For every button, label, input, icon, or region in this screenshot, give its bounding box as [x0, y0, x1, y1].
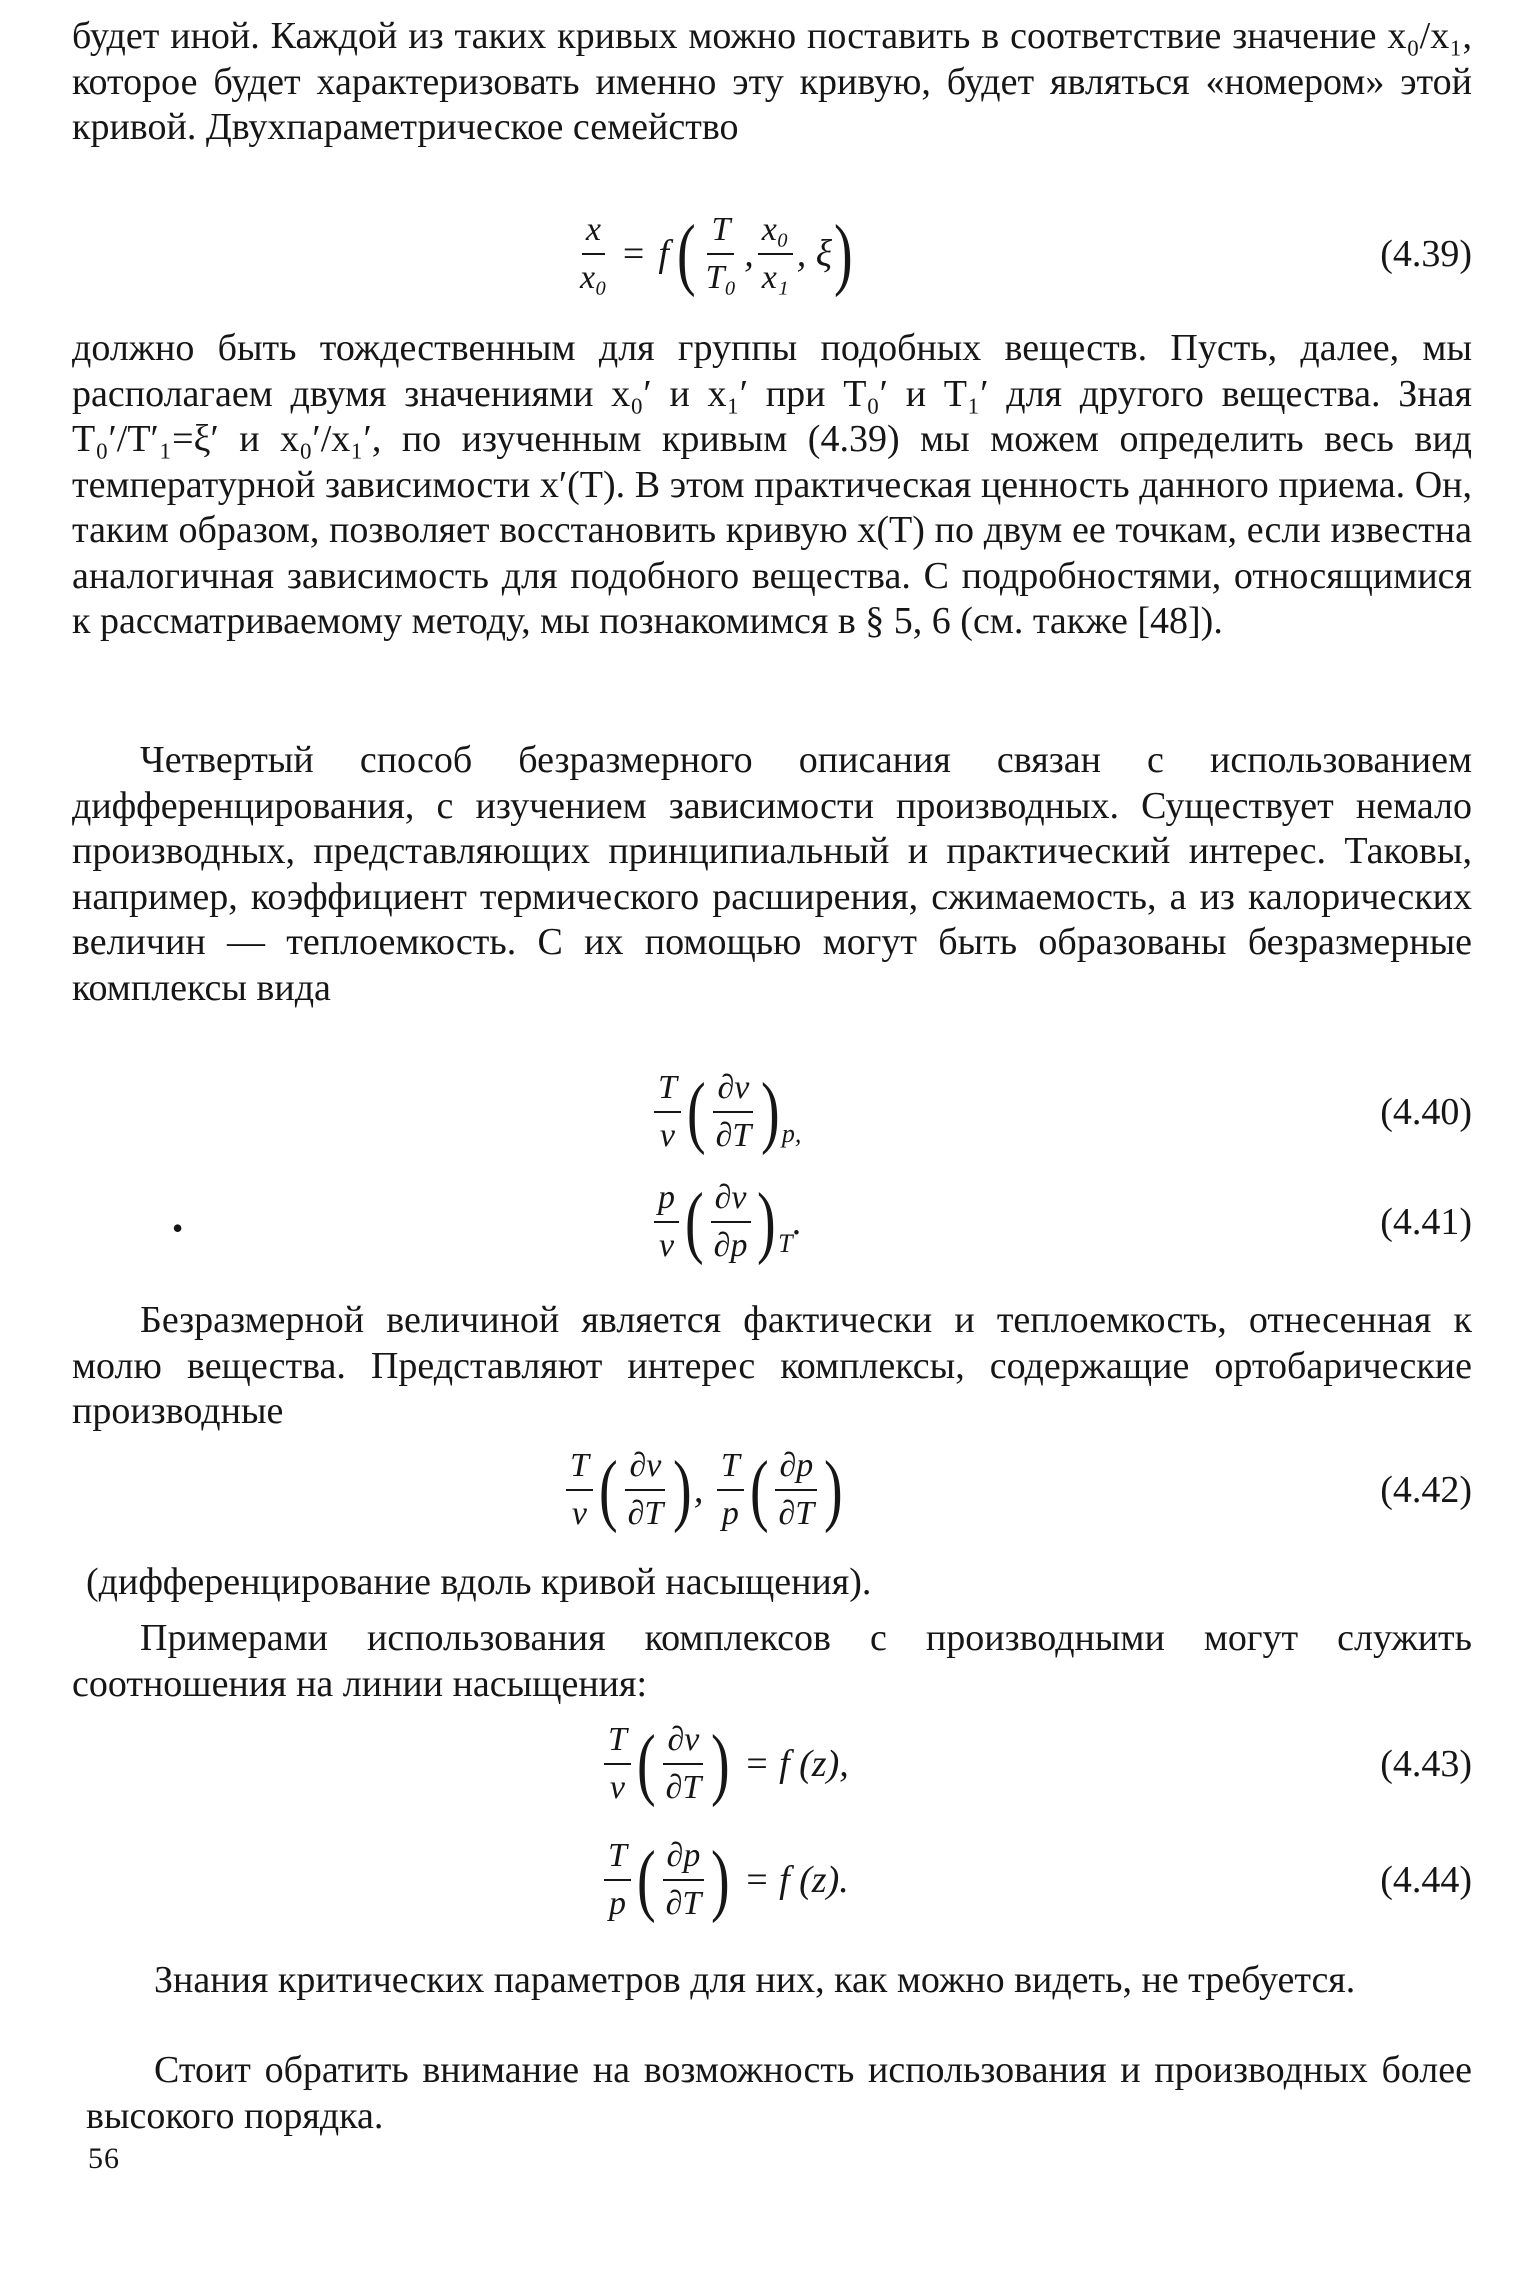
---
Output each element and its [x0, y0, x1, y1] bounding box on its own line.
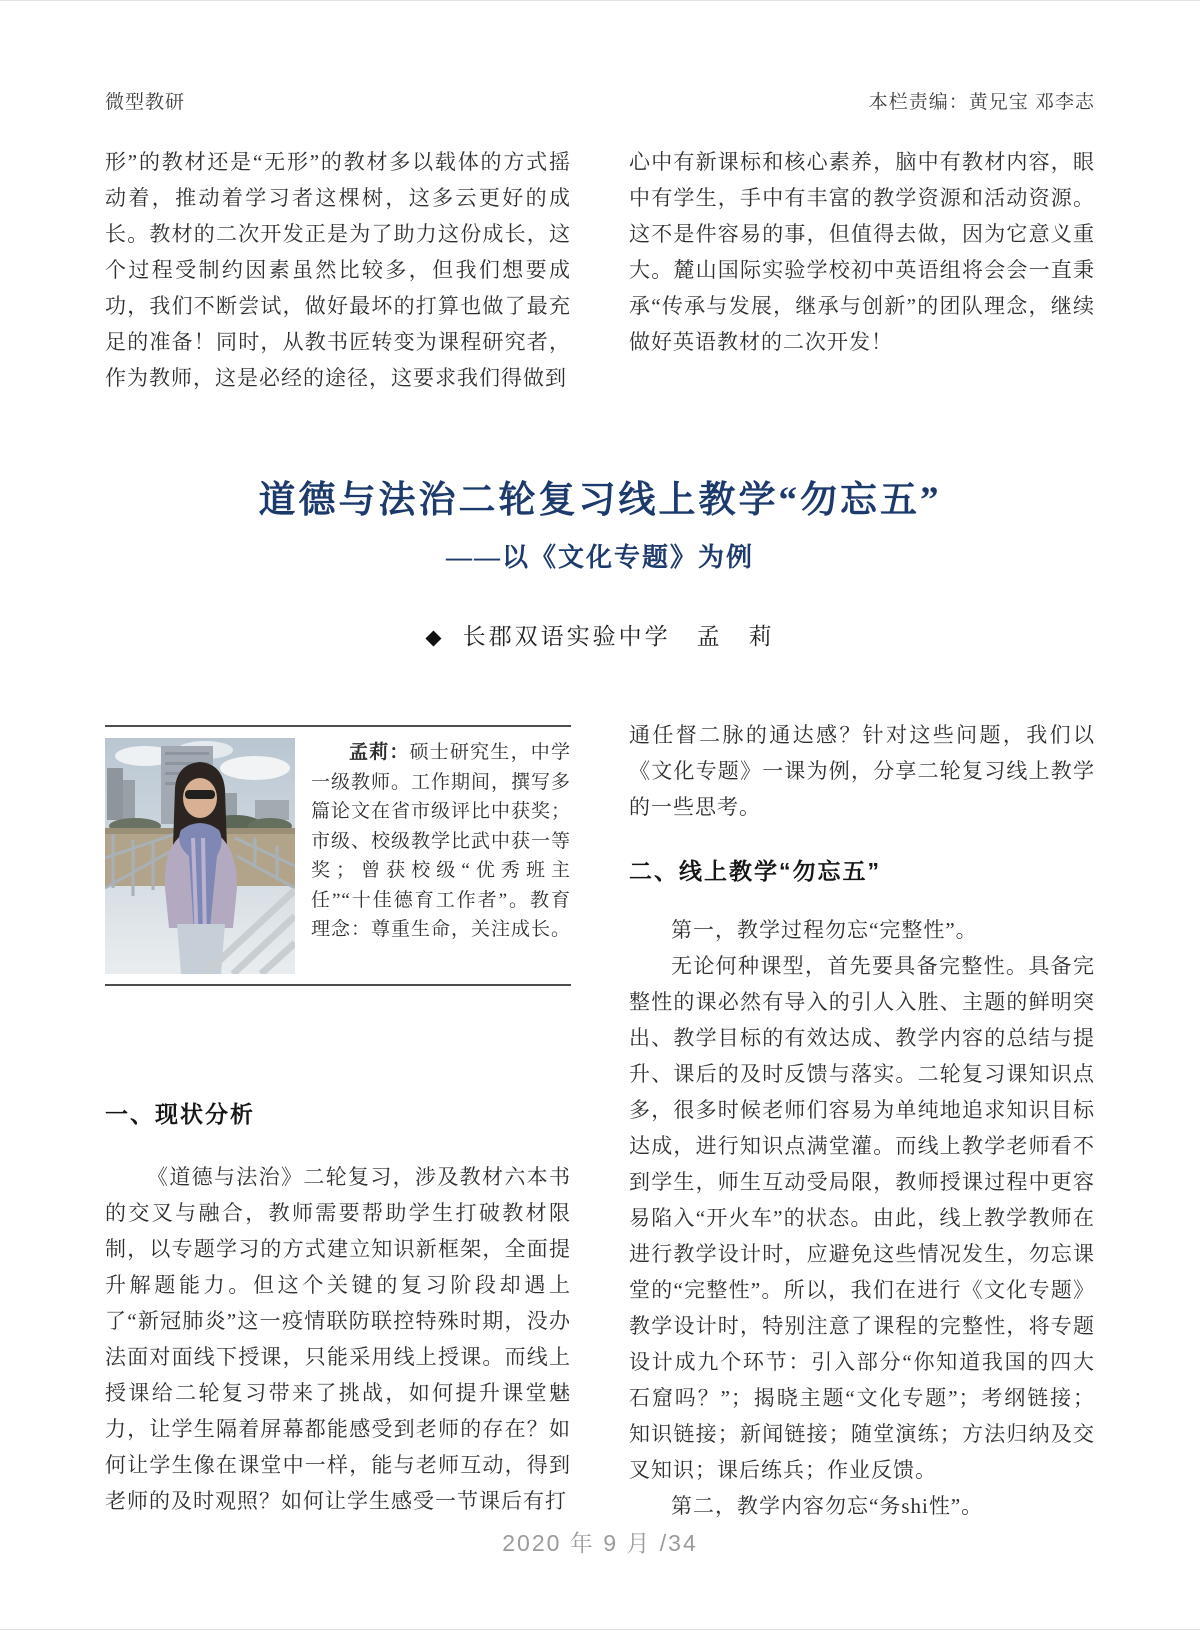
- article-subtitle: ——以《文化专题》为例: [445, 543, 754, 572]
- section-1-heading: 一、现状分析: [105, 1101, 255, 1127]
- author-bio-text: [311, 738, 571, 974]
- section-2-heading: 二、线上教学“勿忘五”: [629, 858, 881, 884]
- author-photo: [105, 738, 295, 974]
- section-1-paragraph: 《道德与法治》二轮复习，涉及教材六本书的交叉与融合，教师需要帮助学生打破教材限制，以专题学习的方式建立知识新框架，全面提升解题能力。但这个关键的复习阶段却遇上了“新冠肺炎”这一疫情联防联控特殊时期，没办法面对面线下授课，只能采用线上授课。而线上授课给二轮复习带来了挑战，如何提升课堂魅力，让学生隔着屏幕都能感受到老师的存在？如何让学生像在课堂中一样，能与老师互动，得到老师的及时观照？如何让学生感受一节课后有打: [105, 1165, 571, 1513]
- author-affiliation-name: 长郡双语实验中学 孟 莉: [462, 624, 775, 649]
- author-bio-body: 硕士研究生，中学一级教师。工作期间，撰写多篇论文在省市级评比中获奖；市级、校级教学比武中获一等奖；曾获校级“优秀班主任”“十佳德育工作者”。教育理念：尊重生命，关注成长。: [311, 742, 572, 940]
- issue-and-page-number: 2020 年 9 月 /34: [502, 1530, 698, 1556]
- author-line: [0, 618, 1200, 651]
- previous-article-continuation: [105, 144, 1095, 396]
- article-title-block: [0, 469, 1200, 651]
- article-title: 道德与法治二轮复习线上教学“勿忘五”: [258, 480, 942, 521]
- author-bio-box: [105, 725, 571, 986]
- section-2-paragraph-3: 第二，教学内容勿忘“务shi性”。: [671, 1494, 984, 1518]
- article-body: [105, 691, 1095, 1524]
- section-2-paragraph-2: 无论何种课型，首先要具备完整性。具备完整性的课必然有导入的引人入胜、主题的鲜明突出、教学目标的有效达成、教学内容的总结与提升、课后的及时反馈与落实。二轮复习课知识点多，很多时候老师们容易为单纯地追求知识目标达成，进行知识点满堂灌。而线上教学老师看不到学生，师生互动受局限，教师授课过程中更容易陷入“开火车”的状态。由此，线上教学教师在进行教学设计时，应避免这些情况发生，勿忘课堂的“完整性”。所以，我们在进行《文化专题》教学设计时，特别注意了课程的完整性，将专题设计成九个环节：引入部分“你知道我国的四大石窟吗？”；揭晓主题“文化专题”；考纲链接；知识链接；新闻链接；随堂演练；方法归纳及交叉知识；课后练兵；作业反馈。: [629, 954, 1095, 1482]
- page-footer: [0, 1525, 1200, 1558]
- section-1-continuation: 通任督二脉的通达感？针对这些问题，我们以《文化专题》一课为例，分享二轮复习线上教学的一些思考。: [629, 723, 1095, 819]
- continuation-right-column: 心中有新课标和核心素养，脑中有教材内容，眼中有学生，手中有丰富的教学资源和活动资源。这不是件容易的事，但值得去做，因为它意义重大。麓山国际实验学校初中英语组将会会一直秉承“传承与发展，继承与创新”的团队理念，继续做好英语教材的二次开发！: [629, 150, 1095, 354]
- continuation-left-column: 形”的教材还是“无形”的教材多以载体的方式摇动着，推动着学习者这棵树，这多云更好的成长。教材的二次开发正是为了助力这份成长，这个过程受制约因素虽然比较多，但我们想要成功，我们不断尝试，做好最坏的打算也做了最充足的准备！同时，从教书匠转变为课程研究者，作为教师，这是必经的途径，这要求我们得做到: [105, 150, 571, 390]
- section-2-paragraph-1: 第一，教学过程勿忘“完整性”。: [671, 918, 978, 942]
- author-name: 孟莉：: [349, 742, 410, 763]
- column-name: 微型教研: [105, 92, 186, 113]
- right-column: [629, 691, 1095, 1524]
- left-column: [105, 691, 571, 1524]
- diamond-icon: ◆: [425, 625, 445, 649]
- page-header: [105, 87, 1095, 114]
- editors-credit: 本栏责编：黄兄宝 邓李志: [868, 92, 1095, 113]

- [What is being asked]
Can you arrange these records as a Markdown table with columns headed No. and Text, starting at the line that contains "Output each element" and stopping after the line that contains "- issue-and-page-number: 2020"? Give each line its row number, skip blank lines, and leave the pictures out.

- [Expected answer]
| No. | Text |
|---|---|
| 1 | Output each element and its [x0, y0, x1, y1] bounding box on its own line. |
| 2 | - article-subtitle: ——以《文化专题》为例: [445, 543, 754, 572] |
| 3 | - section-1-heading: 一、现状分析: [105, 1101, 255, 1127] |
| 4 | - author-bio-text: [311, 738, 571, 974] |
| 5 | - section-2-heading: 二、线上教学“勿忘五”: [629, 858, 881, 884] |
| 6 | - author-photo: [105, 738, 295, 974] |
| 7 | - section-1-paragraph: 《道德与法治》二轮复习，涉及教材六本书的交叉与融合，教师需要帮助学生打破教材限制，以专题学习的方式建立知识新框架，全面提升解题能力。但这个关键的复习阶段却遇上了“新冠肺炎”这一疫情联防联控特殊时期，没办法面对面线下授课，只能采用线上授课。而线上授课给二轮复习带来了挑战，如何提升课堂魅力，让学生隔着屏幕都能感受到老师的存在？如何让学生像在课堂中一样，能与老师互动，得到老师的及时观照？如何让学生感受一节课后有打: [105, 1165, 571, 1513] |
| 8 | - author-affiliation-name: 长郡双语实验中学 孟 莉: [462, 624, 775, 649] |
| 9 | - author-bio-body: 硕士研究生，中学一级教师。工作期间，撰写多篇论文在省市级评比中获奖；市级、校级教学比武中获一等奖；曾获校级“优秀班主任”“十佳德育工作者”。教育理念：尊重生命，关注成长。: [311, 742, 572, 940] |
| 10 | - issue-and-page-number: 2020 年 9 月 /34: [502, 1530, 698, 1556] |